In the data below, locate each line with the word "tiene" and list it.
━━━━━ ENTRIES SUPPLIED
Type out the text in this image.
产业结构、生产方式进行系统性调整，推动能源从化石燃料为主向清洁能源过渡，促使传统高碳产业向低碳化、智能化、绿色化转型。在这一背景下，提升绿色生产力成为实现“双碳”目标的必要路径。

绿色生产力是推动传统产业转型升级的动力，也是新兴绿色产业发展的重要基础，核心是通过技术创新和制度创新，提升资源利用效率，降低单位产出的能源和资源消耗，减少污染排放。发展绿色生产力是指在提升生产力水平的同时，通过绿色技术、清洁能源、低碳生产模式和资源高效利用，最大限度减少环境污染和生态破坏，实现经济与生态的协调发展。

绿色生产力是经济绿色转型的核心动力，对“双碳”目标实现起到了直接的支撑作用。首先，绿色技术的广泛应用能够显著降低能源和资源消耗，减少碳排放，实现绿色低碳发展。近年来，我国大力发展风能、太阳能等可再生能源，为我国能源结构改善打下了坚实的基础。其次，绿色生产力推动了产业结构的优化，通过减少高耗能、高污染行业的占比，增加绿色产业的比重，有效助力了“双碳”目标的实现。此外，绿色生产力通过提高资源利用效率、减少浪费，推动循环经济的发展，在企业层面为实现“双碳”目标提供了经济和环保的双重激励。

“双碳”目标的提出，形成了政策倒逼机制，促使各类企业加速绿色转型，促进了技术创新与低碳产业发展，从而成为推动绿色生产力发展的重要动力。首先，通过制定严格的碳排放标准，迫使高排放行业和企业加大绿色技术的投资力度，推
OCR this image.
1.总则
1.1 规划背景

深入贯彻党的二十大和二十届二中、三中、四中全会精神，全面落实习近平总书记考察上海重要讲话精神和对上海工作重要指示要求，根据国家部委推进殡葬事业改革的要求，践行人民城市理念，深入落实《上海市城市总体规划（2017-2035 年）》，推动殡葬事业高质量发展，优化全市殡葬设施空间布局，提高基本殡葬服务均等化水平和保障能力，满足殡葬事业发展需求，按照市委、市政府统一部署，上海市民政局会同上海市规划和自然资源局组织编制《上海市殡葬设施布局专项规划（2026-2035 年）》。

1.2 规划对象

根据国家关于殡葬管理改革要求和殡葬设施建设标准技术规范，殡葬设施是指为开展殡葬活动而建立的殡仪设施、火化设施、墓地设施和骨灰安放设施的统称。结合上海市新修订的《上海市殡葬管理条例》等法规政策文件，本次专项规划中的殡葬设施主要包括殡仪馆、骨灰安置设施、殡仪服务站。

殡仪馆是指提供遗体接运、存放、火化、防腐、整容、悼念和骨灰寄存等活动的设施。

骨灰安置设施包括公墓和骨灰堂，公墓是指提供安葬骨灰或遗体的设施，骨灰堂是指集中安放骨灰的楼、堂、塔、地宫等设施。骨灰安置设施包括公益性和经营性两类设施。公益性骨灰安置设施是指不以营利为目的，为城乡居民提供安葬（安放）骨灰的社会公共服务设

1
━━━━━━━━━━
━━━━━ ENTRIES SUPPLIED
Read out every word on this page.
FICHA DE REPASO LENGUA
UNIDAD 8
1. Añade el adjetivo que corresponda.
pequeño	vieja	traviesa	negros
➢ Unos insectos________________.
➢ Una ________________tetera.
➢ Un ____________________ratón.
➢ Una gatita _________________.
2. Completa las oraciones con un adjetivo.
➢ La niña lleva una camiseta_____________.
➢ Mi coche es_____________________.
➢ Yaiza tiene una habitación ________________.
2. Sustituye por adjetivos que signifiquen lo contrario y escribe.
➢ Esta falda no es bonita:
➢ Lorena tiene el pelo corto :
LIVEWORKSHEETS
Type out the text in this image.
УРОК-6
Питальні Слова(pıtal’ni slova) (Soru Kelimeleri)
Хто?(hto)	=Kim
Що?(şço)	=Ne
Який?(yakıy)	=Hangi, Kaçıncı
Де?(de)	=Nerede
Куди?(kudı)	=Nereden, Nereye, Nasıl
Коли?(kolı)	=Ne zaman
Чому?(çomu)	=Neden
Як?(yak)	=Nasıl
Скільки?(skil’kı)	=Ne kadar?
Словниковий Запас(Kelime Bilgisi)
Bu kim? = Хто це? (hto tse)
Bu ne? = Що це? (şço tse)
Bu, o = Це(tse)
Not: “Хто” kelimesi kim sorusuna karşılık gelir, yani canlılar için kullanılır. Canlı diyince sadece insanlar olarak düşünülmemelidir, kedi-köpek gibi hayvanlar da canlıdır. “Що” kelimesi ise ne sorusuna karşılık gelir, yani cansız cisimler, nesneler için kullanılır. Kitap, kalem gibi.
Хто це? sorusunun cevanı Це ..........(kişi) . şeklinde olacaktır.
━━━━━━━━━━
ANSWER FOR THE TASK
➢ Yaiza tiene una habitación ________________.
➢ Lorena tiene el pelo corto :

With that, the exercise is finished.